• Work to complete:
Give every entry again, word for word.

• Data provided:
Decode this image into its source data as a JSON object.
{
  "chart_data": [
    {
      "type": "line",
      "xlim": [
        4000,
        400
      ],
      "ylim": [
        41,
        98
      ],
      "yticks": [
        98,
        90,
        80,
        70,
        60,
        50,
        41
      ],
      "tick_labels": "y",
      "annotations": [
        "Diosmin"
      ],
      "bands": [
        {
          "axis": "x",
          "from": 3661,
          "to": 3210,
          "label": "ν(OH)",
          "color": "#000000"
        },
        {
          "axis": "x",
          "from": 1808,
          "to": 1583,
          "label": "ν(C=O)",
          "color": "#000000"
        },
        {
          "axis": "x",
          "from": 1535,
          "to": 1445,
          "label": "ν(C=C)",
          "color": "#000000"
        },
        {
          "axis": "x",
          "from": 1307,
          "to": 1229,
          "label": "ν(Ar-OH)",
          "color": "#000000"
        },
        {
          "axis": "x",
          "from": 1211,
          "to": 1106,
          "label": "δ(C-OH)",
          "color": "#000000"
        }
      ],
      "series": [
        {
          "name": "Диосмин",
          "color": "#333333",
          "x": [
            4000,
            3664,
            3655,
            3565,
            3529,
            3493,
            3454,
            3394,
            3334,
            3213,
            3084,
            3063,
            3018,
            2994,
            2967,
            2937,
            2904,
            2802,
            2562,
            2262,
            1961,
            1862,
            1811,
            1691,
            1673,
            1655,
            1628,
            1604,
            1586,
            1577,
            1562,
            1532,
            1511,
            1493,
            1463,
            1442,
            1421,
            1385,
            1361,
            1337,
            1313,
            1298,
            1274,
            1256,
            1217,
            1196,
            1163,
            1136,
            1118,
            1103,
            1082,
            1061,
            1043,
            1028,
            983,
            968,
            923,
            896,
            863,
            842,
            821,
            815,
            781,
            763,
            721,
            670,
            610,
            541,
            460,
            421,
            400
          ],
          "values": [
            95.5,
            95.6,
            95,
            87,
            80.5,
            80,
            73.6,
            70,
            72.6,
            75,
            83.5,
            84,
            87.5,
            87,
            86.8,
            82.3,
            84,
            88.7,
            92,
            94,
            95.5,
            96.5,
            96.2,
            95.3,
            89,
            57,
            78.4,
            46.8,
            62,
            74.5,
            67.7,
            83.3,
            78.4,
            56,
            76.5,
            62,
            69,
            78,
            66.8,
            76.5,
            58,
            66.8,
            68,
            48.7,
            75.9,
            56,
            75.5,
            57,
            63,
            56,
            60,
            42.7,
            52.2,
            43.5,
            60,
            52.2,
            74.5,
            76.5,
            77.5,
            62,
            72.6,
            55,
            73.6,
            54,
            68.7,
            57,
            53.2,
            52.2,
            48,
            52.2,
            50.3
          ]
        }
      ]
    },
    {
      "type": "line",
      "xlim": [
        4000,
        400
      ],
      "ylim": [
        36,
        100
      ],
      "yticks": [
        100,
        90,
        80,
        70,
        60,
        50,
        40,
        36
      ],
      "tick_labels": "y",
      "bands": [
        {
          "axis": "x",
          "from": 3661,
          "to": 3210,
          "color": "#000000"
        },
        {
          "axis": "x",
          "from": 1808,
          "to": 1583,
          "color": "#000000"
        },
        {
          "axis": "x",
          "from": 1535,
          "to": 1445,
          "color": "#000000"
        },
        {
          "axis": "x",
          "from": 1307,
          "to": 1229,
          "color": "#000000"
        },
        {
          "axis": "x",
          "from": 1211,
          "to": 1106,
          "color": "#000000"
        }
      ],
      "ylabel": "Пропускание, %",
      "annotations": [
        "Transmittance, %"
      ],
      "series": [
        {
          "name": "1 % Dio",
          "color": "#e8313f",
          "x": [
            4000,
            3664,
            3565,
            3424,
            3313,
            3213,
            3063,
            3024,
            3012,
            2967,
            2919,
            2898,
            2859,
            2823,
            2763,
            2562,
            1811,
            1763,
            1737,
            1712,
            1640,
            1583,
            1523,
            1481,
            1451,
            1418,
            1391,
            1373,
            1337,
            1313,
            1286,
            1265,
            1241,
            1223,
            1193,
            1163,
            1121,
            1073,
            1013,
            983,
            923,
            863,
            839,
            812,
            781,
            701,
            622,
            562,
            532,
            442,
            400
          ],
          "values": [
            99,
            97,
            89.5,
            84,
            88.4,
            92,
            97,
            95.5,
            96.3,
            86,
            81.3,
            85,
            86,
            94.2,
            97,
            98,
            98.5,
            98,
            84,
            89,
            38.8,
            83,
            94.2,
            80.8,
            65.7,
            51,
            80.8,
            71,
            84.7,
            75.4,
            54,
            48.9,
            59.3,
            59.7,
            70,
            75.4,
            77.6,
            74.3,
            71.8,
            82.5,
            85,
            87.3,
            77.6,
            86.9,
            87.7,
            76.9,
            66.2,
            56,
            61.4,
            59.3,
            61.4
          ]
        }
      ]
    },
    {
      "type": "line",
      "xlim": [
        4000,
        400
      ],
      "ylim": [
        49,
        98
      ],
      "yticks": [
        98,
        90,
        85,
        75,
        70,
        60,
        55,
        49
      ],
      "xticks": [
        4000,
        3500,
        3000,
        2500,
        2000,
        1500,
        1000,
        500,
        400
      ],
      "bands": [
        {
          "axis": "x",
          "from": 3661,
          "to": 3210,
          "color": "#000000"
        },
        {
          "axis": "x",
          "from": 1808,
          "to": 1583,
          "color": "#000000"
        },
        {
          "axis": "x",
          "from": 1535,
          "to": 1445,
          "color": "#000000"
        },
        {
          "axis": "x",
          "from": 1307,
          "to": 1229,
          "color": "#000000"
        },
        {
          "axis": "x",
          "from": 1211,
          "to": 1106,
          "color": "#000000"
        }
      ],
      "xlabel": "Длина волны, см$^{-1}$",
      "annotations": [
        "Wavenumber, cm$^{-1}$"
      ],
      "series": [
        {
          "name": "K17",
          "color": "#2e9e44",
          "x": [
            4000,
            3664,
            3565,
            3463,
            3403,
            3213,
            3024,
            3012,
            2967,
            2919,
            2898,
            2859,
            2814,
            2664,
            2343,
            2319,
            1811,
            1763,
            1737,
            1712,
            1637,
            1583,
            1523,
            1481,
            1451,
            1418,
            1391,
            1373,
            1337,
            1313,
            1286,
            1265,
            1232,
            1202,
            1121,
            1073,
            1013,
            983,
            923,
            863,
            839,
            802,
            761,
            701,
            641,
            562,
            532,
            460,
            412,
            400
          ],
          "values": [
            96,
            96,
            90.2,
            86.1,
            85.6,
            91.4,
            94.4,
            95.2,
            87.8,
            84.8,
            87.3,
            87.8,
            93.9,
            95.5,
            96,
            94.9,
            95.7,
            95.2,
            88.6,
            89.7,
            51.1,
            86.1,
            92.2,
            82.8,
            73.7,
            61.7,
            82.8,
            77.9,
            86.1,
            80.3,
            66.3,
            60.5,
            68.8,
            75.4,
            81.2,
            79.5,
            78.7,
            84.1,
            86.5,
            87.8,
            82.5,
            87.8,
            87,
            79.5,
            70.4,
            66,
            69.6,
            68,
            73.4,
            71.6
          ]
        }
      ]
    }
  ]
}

• The output:
Decode this image into its source data as a JSON object.
{
  "chart_data": [
    {
      "type": "line",
      "xlim": [
        4000,
        400
      ],
      "ylim": [
        41,
        98
      ],
      "yticks": [
        98,
        90,
        80,
        70,
        60,
        50,
        41
      ],
      "tick_labels": "y",
      "annotations": [
        "Diosmin"
      ],
      "bands": [
        {
          "axis": "x",
          "from": 3661,
          "to": 3210,
          "label": "ν(OH)",
          "color": "#000000"
        },
        {
          "axis": "x",
          "from": 1808,
          "to": 1583,
          "label": "ν(C=O)",
          "color": "#000000"
        },
        {
          "axis": "x",
          "from": 1535,
          "to": 1445,
          "label": "ν(C=C)",
          "color": "#000000"
        },
        {
          "axis": "x",
          "from": 1307,
          "to": 1229,
          "label": "ν(Ar-OH)",
          "color": "#000000"
        },
        {
          "axis": "x",
          "from": 1211,
          "to": 1106,
          "label": "δ(C-OH)",
          "color": "#000000"
        }
      ],
      "series": [
        {
          "name": "Диосмин",
          "color": "#333333",
          "x": [
            4000,
            3664,
            3655,
            3565,
            3529,
            3493,
            3454,
            3394,
            3334,
            3213,
            3084,
            3063,
            3018,
            2994,
            2967,
            2937,
            2904,
            2802,
            2562,
            2262,
            1961,
            1862,
            1811,
            1691,
            1673,
            1655,
            1628,
            1604,
            1586,
            1577,
            1562,
            1532,
            1511,
            1493,
            1463,
            1442,
            1421,
            1385,
            1361,
            1337,
            1313,
            1298,
            1274,
            1256,
            1217,
            1196,
            1163,
            1136,
            1118,
            1103,
            1082,
            1061,
            1043,
            1028,
            983,
            968,
            923,
            896,
            863,
            842,
            821,
            815,
            781,
            763,
            721,
            670,
            610,
            541,
            460,
            421,
            400
          ],
          "values": [
            95.5,
            95.6,
            95,
            87,
            80.5,
            80,
            73.6,
            70,
            72.6,
            75,
            83.5,
            84,
            87.5,
            87,
            86.8,
            82.3,
            84,
            88.7,
            92,
            94,
            95.5,
            96.5,
            96.2,
            95.3,
            89,
            57,
            78.4,
            46.8,
            62,
            74.5,
            67.7,
            83.3,
            78.4,
            56,
            76.5,
            62,
            69,
            78,
            66.8,
            76.5,
            58,
            66.8,
            68,
            48.7,
            75.9,
            56,
            75.5,
            57,
            63,
            56,
            60,
            42.7,
            52.2,
            43.5,
            60,
            52.2,
            74.5,
            76.5,
            77.5,
            62,
            72.6,
            55,
            73.6,
            54,
            68.7,
            57,
            53.2,
            52.2,
            48,
            52.2,
            50.3
          ]
        }
      ]
    },
    {
      "type": "line",
      "xlim": [
        4000,
        400
      ],
      "ylim": [
        36,
        100
      ],
      "yticks": [
        100,
        90,
        80,
        70,
        60,
        50,
        40,
        36
      ],
      "tick_labels": "y",
      "bands": [
        {
          "axis": "x",
          "from": 3661,
          "to": 3210,
          "color": "#000000"
        },
        {
          "axis": "x",
          "from": 1808,
          "to": 1583,
          "color": "#000000"
        },
        {
          "axis": "x",
          "from": 1535,
          "to": 1445,
          "color": "#000000"
        },
        {
          "axis": "x",
          "from": 1307,
          "to": 1229,
          "color": "#000000"
        },
        {
          "axis": "x",
          "from": 1211,
          "to": 1106,
          "color": "#000000"
        }
      ],
      "ylabel": "Пропускание, %",
      "annotations": [
        "Transmittance, %"
      ],
      "series": [
        {
          "name": "1 % Dio",
          "color": "#e8313f",
          "x": [
            4000,
            3664,
            3565,
            3424,
            3313,
            3213,
            3063,
            3024,
            3012,
            2967,
            2919,
            2898,
            2859,
            2823,
            2763,
            2562,
            1811,
            1763,
            1737,
            1712,
            1640,
            1583,
            1523,
            1481,
            1451,
            1418,
            1391,
            1373,
            1337,
            1313,
            1286,
            1265,
            1241,
            1223,
            1193,
            1163,
            1121,
            1073,
            1013,
            983,
            923,
            863,
            839,
            812,
            781,
            701,
            622,
            562,
            532,
            442,
            400
          ],
          "values": [
            99,
            97,
            89.5,
            84,
            88.4,
            92,
            97,
            95.5,
            96.3,
            86,
            81.3,
            85,
            86,
            94.2,
            97,
            98,
            98.5,
            98,
            84,
            89,
            38.8,
            83,
            94.2,
            80.8,
            65.7,
            51,
            80.8,
            71,
            84.7,
            75.4,
            54,
            48.9,
            59.3,
            59.7,
            70,
            75.4,
            77.6,
            74.3,
            71.8,
            82.5,
            85,
            87.3,
            77.6,
            86.9,
            87.7,
            76.9,
            66.2,
            56,
            61.4,
            59.3,
            61.4
          ]
        }
      ]
    },
    {
      "type": "line",
      "xlim": [
        4000,
        400
      ],
      "ylim": [
        49,
        98
      ],
      "yticks": [
        98,
        90,
        85,
        75,
        70,
        60,
        55,
        49
      ],
      "xticks": [
        4000,
        3500,
        3000,
        2500,
        2000,
        1500,
        1000,
        500,
        400
      ],
      "bands": [
        {
          "axis": "x",
          "from": 3661,
          "to": 3210,
          "color": "#000000"
        },
        {
          "axis": "x",
          "from": 1808,
          "to": 1583,
          "color": "#000000"
        },
        {
          "axis": "x",
          "from": 1535,
          "to": 1445,
          "color": "#000000"
        },
        {
          "axis": "x",
          "from": 1307,
          "to": 1229,
          "color": "#000000"
        },
        {
          "axis": "x",
          "from": 1211,
          "to": 1106,
          "color": "#000000"
        }
      ],
      "xlabel": "Длина волны, см$^{-1}$",
      "annotations": [
        "Wavenumber, cm$^{-1}$"
      ],
      "series": [
        {
          "name": "K17",
          "color": "#2e9e44",
          "x": [
            4000,
            3664,
            3565,
            3463,
            3403,
            3213,
            3024,
            3012,
            2967,
            2919,
            2898,
            2859,
            2814,
            2664,
            2343,
            2319,
            1811,
            1763,
            1737,
            1712,
            1637,
            1583,
            1523,
            1481,
            1451,
            1418,
            1391,
            1373,
            1337,
            1313,
            1286,
            1265,
            1232,
            1202,
            1121,
            1073,
            1013,
            983,
            923,
            863,
            839,
            802,
            761,
            701,
            641,
            562,
            532,
            460,
            412,
            400
          ],
          "values": [
            96,
            96,
            90.2,
            86.1,
            85.6,
            91.4,
            94.4,
            95.2,
            87.8,
            84.8,
            87.3,
            87.8,
            93.9,
            95.5,
            96,
            94.9,
            95.7,
            95.2,
            88.6,
            89.7,
            51.1,
            86.1,
            92.2,
            82.8,
            73.7,
            61.7,
            82.8,
            77.9,
            86.1,
            80.3,
            66.3,
            60.5,
            68.8,
            75.4,
            81.2,
            79.5,
            78.7,
            84.1,
            86.5,
            87.8,
            82.5,
            87.8,
            87,
            79.5,
            70.4,
            66,
            69.6,
            68,
            73.4,
            71.6
          ]
        }
      ]
    }
  ]
}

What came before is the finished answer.